• _What is required_
Convert the rows, starting at the first one and ending after the line that contains "panel-c-point-red-205 — [469, 1025, 482, 1039]", into a Markdown table with the columns Line No. and Entry. Omit any blank lines.

[Spatial layout rows]

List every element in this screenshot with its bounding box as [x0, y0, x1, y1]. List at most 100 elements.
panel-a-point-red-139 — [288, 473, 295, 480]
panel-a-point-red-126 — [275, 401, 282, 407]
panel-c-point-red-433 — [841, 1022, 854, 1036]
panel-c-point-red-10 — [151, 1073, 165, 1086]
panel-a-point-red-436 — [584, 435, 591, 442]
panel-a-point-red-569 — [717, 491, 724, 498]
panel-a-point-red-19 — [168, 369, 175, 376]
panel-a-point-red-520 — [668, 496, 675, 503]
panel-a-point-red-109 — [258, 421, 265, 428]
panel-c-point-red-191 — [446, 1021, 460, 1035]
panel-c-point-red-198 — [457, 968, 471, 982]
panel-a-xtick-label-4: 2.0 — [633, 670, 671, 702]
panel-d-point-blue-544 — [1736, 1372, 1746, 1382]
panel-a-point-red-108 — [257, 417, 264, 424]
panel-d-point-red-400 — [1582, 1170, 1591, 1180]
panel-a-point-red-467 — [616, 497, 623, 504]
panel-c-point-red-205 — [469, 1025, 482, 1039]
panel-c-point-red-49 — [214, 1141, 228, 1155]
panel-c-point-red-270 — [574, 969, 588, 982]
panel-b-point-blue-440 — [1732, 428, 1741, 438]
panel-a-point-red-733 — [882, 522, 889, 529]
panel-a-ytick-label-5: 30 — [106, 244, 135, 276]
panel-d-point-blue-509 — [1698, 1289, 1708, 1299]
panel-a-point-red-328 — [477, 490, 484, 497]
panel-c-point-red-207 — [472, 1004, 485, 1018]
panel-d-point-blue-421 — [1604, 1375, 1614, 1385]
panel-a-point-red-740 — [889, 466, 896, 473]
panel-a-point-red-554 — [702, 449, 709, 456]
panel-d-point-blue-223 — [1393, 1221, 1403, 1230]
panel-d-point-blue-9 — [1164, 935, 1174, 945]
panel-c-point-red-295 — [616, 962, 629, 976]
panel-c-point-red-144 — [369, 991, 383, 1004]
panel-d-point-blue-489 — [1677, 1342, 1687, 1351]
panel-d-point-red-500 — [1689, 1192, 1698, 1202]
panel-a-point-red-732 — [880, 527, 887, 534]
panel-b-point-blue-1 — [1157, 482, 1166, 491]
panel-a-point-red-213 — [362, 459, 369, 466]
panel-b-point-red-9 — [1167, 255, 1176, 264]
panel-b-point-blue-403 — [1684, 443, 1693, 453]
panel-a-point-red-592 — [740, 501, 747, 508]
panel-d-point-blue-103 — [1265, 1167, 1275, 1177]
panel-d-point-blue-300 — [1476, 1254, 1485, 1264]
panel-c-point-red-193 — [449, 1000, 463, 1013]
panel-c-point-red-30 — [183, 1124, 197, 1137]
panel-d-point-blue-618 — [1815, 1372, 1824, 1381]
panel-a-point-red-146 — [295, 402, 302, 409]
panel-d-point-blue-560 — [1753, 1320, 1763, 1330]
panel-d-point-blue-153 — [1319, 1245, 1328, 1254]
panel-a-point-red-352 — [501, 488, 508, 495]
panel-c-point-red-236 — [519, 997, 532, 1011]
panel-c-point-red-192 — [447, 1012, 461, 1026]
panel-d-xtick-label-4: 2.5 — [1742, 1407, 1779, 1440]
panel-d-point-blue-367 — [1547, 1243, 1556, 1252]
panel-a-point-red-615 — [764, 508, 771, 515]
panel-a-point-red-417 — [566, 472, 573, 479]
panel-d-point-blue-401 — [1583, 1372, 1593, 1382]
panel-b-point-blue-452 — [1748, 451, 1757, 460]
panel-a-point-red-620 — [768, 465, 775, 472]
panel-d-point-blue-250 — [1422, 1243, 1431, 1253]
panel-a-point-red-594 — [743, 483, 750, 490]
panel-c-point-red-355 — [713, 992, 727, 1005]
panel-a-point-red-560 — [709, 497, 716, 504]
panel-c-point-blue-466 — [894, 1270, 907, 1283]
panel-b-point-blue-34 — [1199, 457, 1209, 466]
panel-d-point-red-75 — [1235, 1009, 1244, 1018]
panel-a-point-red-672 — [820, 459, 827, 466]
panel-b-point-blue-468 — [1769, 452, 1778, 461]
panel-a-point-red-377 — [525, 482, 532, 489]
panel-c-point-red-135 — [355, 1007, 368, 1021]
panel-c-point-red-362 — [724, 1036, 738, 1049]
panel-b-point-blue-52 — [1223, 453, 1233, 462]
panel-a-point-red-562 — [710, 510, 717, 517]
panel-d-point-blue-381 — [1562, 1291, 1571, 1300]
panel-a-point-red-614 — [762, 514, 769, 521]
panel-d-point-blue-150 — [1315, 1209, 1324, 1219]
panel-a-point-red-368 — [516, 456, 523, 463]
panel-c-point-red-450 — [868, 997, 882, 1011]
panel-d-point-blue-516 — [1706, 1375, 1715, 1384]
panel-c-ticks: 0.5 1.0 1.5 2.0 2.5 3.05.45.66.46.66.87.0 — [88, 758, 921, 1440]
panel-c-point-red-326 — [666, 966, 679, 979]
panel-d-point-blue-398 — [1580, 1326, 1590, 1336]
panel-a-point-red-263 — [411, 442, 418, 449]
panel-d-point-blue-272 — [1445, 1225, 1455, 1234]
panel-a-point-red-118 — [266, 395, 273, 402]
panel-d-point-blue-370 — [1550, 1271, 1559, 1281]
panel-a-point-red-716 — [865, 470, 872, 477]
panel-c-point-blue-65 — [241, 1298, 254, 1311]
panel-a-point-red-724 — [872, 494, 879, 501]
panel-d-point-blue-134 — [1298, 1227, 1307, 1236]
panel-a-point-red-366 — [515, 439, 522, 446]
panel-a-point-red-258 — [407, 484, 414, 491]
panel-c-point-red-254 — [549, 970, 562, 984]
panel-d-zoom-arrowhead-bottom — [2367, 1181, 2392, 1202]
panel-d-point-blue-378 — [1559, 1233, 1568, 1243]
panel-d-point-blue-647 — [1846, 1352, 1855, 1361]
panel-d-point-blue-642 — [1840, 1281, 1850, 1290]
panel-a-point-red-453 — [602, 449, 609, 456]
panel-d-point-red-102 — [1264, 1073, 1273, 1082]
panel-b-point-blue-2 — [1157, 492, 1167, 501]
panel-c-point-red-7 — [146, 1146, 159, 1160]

• _Solution to this problem_
| Line No. | Entry |
|---|---|
| 1 | List every element in this screenshot with its bounding box as [x0, y0, x1, y1]. List at most 100 elements. |
| 2 | panel-a-point-red-139 — [288, 473, 295, 480] |
| 3 | panel-a-point-red-126 — [275, 401, 282, 407] |
| 4 | panel-c-point-red-433 — [841, 1022, 854, 1036] |
| 5 | panel-c-point-red-10 — [151, 1073, 165, 1086] |
| 6 | panel-a-point-red-436 — [584, 435, 591, 442] |
| 7 | panel-a-point-red-569 — [717, 491, 724, 498] |
| 8 | panel-a-point-red-19 — [168, 369, 175, 376] |
| 9 | panel-a-point-red-520 — [668, 496, 675, 503] |
| 10 | panel-a-point-red-109 — [258, 421, 265, 428] |
| 11 | panel-c-point-red-191 — [446, 1021, 460, 1035] |
| 12 | panel-c-point-red-198 — [457, 968, 471, 982] |
| 13 | panel-a-xtick-label-4: 2.0 — [633, 670, 671, 702] |
| 14 | panel-d-point-blue-544 — [1736, 1372, 1746, 1382] |
| 15 | panel-a-point-red-108 — [257, 417, 264, 424] |
| 16 | panel-d-point-red-400 — [1582, 1170, 1591, 1180] |
| 17 | panel-a-point-red-467 — [616, 497, 623, 504] |
| 18 | panel-c-point-red-205 — [469, 1025, 482, 1039] |